## Exercise directions
Repeat every line below exactly as it reads.

# Start of Material for this exercise

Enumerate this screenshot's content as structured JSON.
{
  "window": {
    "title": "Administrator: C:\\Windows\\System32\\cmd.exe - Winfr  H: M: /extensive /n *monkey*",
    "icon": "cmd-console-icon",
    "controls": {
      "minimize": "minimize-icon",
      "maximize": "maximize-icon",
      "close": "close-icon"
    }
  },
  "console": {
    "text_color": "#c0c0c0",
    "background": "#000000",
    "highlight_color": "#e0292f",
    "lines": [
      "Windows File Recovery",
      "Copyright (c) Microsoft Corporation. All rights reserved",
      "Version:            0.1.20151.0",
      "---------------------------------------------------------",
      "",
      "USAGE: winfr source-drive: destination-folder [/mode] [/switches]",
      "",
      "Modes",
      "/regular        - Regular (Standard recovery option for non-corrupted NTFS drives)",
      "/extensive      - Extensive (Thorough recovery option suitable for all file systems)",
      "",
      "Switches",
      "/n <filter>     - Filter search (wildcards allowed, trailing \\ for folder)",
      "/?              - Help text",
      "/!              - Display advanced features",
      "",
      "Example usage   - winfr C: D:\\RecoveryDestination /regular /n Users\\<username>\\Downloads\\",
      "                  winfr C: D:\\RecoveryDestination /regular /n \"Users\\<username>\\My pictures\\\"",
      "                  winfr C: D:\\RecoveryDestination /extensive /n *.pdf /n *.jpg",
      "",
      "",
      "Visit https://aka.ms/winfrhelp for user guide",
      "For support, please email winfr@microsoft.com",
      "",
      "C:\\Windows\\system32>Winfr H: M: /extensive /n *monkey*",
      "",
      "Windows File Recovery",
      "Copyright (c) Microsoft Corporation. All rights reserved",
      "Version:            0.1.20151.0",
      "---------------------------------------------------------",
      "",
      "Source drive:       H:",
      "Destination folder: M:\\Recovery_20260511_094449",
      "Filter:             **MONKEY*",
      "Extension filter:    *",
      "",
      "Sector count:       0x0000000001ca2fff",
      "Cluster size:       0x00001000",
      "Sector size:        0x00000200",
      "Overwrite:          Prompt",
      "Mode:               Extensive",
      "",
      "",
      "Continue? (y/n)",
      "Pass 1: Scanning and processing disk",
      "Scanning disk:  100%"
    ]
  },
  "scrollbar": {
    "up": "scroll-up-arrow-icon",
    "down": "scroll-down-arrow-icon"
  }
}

# End of Material for this exercise

## Task solution
Enumerate this screenshot's content as structured JSON.
{
  "window": {
    "title": "Administrator: C:\\Windows\\System32\\cmd.exe - Winfr  H: M: /extensive /n *monkey*",
    "icon": "cmd-console-icon",
    "controls": {
      "minimize": "minimize-icon",
      "maximize": "maximize-icon",
      "close": "close-icon"
    }
  },
  "console": {
    "text_color": "#c0c0c0",
    "background": "#000000",
    "highlight_color": "#e0292f",
    "lines": [
      "Windows File Recovery",
      "Copyright (c) Microsoft Corporation. All rights reserved",
      "Version:            0.1.20151.0",
      "---------------------------------------------------------",
      "",
      "USAGE: winfr source-drive: destination-folder [/mode] [/switches]",
      "",
      "Modes",
      "/regular        - Regular (Standard recovery option for non-corrupted NTFS drives)",
      "/extensive      - Extensive (Thorough recovery option suitable for all file systems)",
      "",
      "Switches",
      "/n <filter>     - Filter search (wildcards allowed, trailing \\ for folder)",
      "/?              - Help text",
      "/!              - Display advanced features",
      "",
      "Example usage   - winfr C: D:\\RecoveryDestination /regular /n Users\\<username>\\Downloads\\",
      "                  winfr C: D:\\RecoveryDestination /regular /n \"Users\\<username>\\My pictures\\\"",
      "                  winfr C: D:\\RecoveryDestination /extensive /n *.pdf /n *.jpg",
      "",
      "",
      "Visit https://aka.ms/winfrhelp for user guide",
      "For support, please email winfr@microsoft.com",
      "",
      "C:\\Windows\\system32>Winfr H: M: /extensive /n *monkey*",
      "",
      "Windows File Recovery",
      "Copyright (c) Microsoft Corporation. All rights reserved",
      "Version:            0.1.20151.0",
      "---------------------------------------------------------",
      "",
      "Source drive:       H:",
      "Destination folder: M:\\Recovery_20260511_094449",
      "Filter:             **MONKEY*",
      "Extension filter:    *",
      "",
      "Sector count:       0x0000000001ca2fff",
      "Cluster size:       0x00001000",
      "Sector size:        0x00000200",
      "Overwrite:          Prompt",
      "Mode:               Extensive",
      "",
      "",
      "Continue? (y/n)",
      "Pass 1: Scanning and processing disk",
      "Scanning disk:  100%"
    ]
  },
  "scrollbar": {
    "up": "scroll-up-arrow-icon",
    "down": "scroll-down-arrow-icon"
  }
}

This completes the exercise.